◆ THE PROBLEM: Leave the pictures out, and retype all of the material exactly as written.

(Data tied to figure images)

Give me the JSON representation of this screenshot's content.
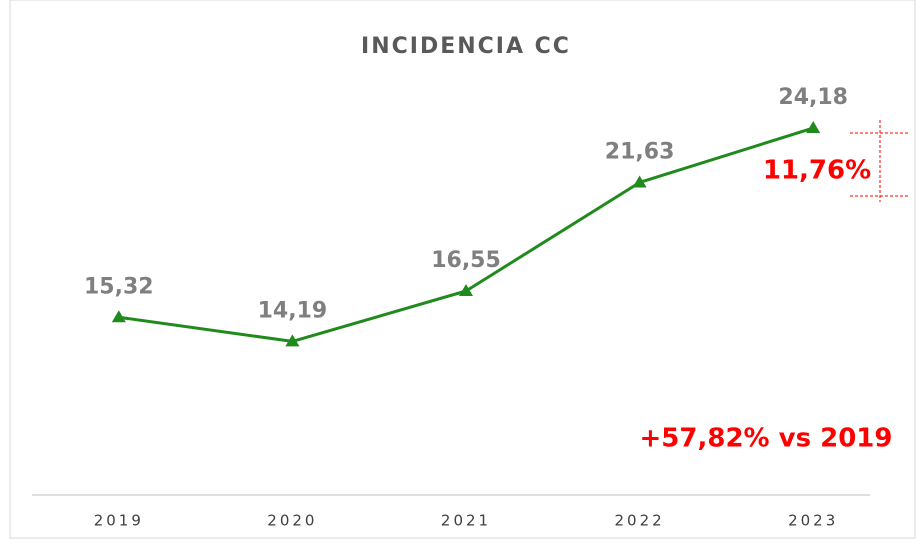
{
  "chart_data": {
    "type": "line",
    "title": "INCIDENCIA  CC",
    "categories": [
      "2019",
      "2020",
      "2021",
      "2022",
      "2023"
    ],
    "series": [
      {
        "name": "Incidencia CC",
        "color": "#218a1c",
        "values": [
          15.32,
          14.19,
          16.55,
          21.63,
          24.18
        ],
        "value_labels": [
          "15,32",
          "14,19",
          "16,55",
          "21,63",
          "24,18"
        ]
      }
    ],
    "ylim": [
      7,
      28.3
    ],
    "annotations": [
      "11,76%",
      "+57,82% vs 2019"
    ],
    "annotation_color": "#ff0000"
  }
}
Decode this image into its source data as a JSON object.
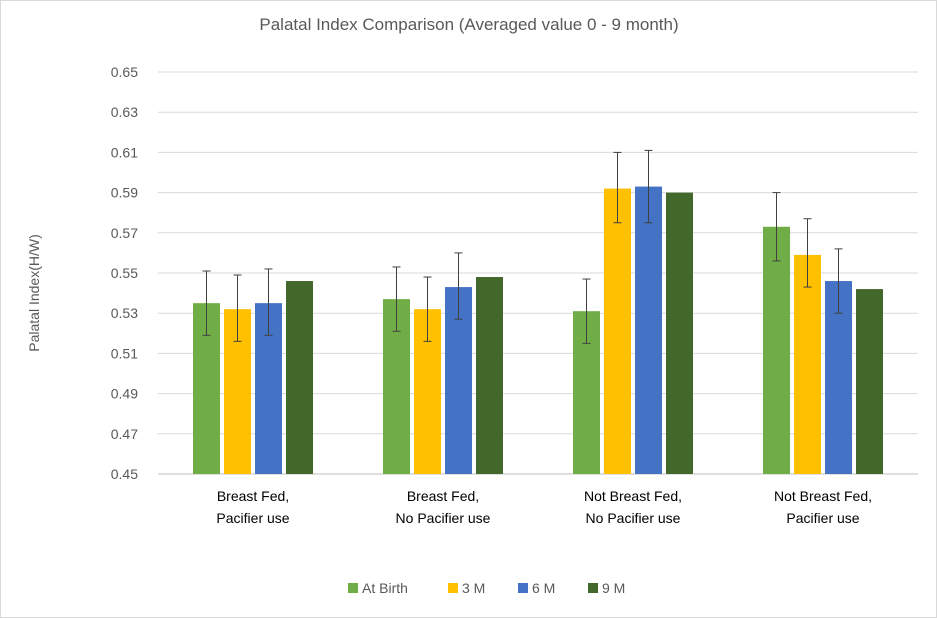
{
  "chart_data": {
    "type": "bar",
    "title": "Palatal Index Comparison (Averaged value 0 - 9 month)",
    "ylabel": "Palatal Index(H/W)",
    "xlabel": "",
    "ylim": [
      0.45,
      0.65
    ],
    "yticks": [
      "0.45",
      "0.47",
      "0.49",
      "0.51",
      "0.53",
      "0.55",
      "0.57",
      "0.59",
      "0.61",
      "0.63",
      "0.65"
    ],
    "grid": true,
    "legend_position": "bottom",
    "categories": [
      [
        "Breast Fed,",
        "Pacifier use"
      ],
      [
        "Breast Fed,",
        "No Pacifier use"
      ],
      [
        "Not Breast Fed,",
        "No Pacifier use"
      ],
      [
        "Not Breast Fed,",
        "Pacifier use"
      ]
    ],
    "series": [
      {
        "name": "At Birth",
        "color": "#70ad47",
        "values": [
          0.535,
          0.537,
          0.531,
          0.573
        ],
        "err_low": [
          0.519,
          0.521,
          0.515,
          0.556
        ],
        "err_high": [
          0.551,
          0.553,
          0.547,
          0.59
        ]
      },
      {
        "name": "3 M",
        "color": "#ffc000",
        "values": [
          0.532,
          0.532,
          0.592,
          0.559
        ],
        "err_low": [
          0.516,
          0.516,
          0.575,
          0.543
        ],
        "err_high": [
          0.549,
          0.548,
          0.61,
          0.577
        ]
      },
      {
        "name": "6 M",
        "color": "#4472c4",
        "values": [
          0.535,
          0.543,
          0.593,
          0.546
        ],
        "err_low": [
          0.519,
          0.527,
          0.575,
          0.53
        ],
        "err_high": [
          0.552,
          0.56,
          0.611,
          0.562
        ]
      },
      {
        "name": "9 M",
        "color": "#43682b",
        "values": [
          0.546,
          0.548,
          0.59,
          0.542
        ]
      }
    ]
  }
}
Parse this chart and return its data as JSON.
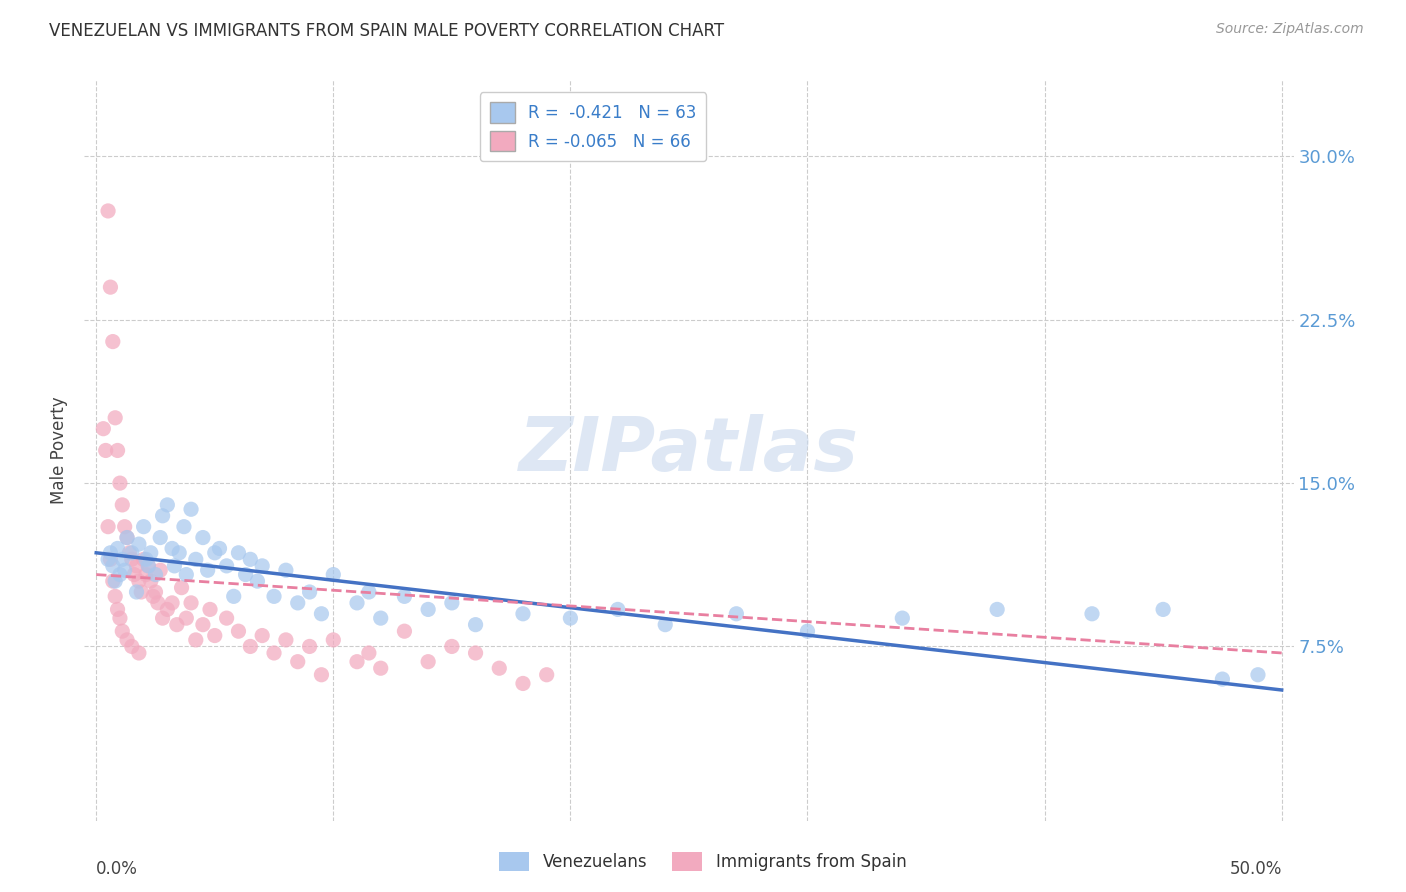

◆ PROBLEM SOLUTION:
Give me the JSON representation of this screenshot's content.
{
  "chart_data": {
    "type": "line",
    "title": "INCIDENCIA  CC",
    "categories": [
      "2019",
      "2020",
      "2021",
      "2022",
      "2023"
    ],
    "series": [
      {
        "name": "Incidencia CC",
        "color": "#218a1c",
        "values": [
          15.32,
          14.19,
          16.55,
          21.63,
          24.18
        ],
        "value_labels": [
          "15,32",
          "14,19",
          "16,55",
          "21,63",
          "24,18"
        ]
      }
    ],
    "ylim": [
      7,
      28.3
    ],
    "annotations": [
      "11,76%",
      "+57,82% vs 2019"
    ],
    "annotation_color": "#ff0000"
  }
}
Decode this image into its source data as a JSON object.
{
  "chart_data": {
    "type": "bar",
    "title": "Palatal Index Comparison (Averaged value 0 - 9 month)",
    "ylabel": "Palatal Index(H/W)",
    "xlabel": "",
    "ylim": [
      0.45,
      0.65
    ],
    "yticks": [
      "0.45",
      "0.47",
      "0.49",
      "0.51",
      "0.53",
      "0.55",
      "0.57",
      "0.59",
      "0.61",
      "0.63",
      "0.65"
    ],
    "grid": true,
    "legend_position": "bottom",
    "categories": [
      [
        "Breast Fed,",
        "Pacifier use"
      ],
      [
        "Breast Fed,",
        "No Pacifier use"
      ],
      [
        "Not Breast Fed,",
        "No Pacifier use"
      ],
      [
        "Not Breast Fed,",
        "Pacifier use"
      ]
    ],
    "series": [
      {
        "name": "At Birth",
        "color": "#70ad47",
        "values": [
          0.535,
          0.537,
          0.531,
          0.573
        ],
        "err_low": [
          0.519,
          0.521,
          0.515,
          0.556
        ],
        "err_high": [
          0.551,
          0.553,
          0.547,
          0.59
        ]
      },
      {
        "name": "3 M",
        "color": "#ffc000",
        "values": [
          0.532,
          0.532,
          0.592,
          0.559
        ],
        "err_low": [
          0.516,
          0.516,
          0.575,
          0.543
        ],
        "err_high": [
          0.549,
          0.548,
          0.61,
          0.577
        ]
      },
      {
        "name": "6 M",
        "color": "#4472c4",
        "values": [
          0.535,
          0.543,
          0.593,
          0.546
        ],
        "err_low": [
          0.519,
          0.527,
          0.575,
          0.53
        ],
        "err_high": [
          0.552,
          0.56,
          0.611,
          0.562
        ]
      },
      {
        "name": "9 M",
        "color": "#43682b",
        "values": [
          0.546,
          0.548,
          0.59,
          0.542
        ]
      }
    ]
  }
}
Parse this chart and return its data as JSON.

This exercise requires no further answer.